(What you will do) Only the lines holding the string "Machine" are needed. Copy each one.

(Dataset)
━━━━━━━━━━

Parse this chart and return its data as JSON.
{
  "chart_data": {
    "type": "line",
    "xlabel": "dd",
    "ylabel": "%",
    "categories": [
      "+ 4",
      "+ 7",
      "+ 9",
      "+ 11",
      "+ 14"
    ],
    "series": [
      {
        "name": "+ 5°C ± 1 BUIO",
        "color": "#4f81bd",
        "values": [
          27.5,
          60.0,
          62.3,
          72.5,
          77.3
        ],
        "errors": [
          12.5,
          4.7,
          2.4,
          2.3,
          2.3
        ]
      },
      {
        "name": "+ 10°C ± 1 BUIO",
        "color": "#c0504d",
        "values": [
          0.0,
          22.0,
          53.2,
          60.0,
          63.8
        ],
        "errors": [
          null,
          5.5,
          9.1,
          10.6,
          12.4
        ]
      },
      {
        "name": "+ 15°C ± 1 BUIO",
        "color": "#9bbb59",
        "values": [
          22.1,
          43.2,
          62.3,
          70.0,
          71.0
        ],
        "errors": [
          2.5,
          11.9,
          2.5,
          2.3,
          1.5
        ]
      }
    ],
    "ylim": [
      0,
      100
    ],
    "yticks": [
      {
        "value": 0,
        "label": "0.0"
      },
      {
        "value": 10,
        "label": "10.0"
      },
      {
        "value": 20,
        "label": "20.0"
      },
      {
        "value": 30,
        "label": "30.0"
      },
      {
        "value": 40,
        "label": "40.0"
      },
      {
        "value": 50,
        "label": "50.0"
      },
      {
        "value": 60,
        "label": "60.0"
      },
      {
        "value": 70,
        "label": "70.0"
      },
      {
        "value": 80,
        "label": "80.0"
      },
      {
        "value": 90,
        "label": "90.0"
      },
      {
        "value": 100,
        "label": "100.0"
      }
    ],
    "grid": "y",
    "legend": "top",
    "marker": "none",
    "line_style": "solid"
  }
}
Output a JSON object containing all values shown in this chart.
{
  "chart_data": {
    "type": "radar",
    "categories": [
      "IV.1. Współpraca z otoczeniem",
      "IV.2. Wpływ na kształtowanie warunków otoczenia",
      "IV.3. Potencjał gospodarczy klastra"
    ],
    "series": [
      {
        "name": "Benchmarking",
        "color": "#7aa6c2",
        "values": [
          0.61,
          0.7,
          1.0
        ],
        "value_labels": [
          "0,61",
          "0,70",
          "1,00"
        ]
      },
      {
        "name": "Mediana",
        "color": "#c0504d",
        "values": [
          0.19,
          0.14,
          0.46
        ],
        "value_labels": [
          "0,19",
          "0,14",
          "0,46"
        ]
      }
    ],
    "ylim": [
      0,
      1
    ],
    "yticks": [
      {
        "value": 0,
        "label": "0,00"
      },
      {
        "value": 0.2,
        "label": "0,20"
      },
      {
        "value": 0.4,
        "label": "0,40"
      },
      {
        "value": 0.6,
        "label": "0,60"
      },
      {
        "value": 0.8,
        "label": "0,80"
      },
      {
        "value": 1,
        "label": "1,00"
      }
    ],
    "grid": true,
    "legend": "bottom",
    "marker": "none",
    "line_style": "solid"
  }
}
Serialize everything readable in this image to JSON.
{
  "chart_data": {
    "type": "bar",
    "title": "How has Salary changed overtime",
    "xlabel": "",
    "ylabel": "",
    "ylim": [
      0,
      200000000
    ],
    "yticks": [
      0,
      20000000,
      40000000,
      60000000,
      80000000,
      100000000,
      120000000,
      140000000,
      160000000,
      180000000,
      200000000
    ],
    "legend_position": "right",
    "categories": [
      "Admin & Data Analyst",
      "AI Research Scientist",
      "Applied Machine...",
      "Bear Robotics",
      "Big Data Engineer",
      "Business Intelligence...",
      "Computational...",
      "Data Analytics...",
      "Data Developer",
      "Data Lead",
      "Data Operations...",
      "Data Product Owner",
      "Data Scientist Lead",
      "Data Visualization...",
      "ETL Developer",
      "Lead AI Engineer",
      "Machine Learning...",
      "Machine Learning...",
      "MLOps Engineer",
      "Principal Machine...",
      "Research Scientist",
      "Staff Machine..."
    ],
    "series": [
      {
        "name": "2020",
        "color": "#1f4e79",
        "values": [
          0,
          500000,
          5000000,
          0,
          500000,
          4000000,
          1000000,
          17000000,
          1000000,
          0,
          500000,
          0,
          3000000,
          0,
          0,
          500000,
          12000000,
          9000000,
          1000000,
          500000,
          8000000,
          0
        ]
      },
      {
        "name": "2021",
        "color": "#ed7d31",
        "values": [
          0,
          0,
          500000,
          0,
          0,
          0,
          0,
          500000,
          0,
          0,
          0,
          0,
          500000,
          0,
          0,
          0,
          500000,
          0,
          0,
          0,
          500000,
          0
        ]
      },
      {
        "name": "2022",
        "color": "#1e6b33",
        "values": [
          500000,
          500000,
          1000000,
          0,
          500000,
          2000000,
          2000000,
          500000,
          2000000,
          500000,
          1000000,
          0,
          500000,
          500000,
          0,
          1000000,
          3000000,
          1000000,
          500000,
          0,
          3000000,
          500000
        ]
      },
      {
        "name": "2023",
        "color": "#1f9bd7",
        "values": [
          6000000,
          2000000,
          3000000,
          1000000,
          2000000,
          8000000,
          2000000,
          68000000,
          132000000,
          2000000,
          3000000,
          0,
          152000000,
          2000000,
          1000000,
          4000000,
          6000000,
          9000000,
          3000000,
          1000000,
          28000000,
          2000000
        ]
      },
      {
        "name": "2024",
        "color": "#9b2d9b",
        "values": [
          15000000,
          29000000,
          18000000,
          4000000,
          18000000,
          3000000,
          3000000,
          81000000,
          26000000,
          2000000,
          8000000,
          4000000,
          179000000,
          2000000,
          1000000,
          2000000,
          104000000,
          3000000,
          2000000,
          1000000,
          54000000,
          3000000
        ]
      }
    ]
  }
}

━━━━━━━━━━

(Task solution)
      "Applied Machine...",
      "Machine Learning...",
      "Machine Learning...",
      "Principal Machine...",
      "Staff Machine..."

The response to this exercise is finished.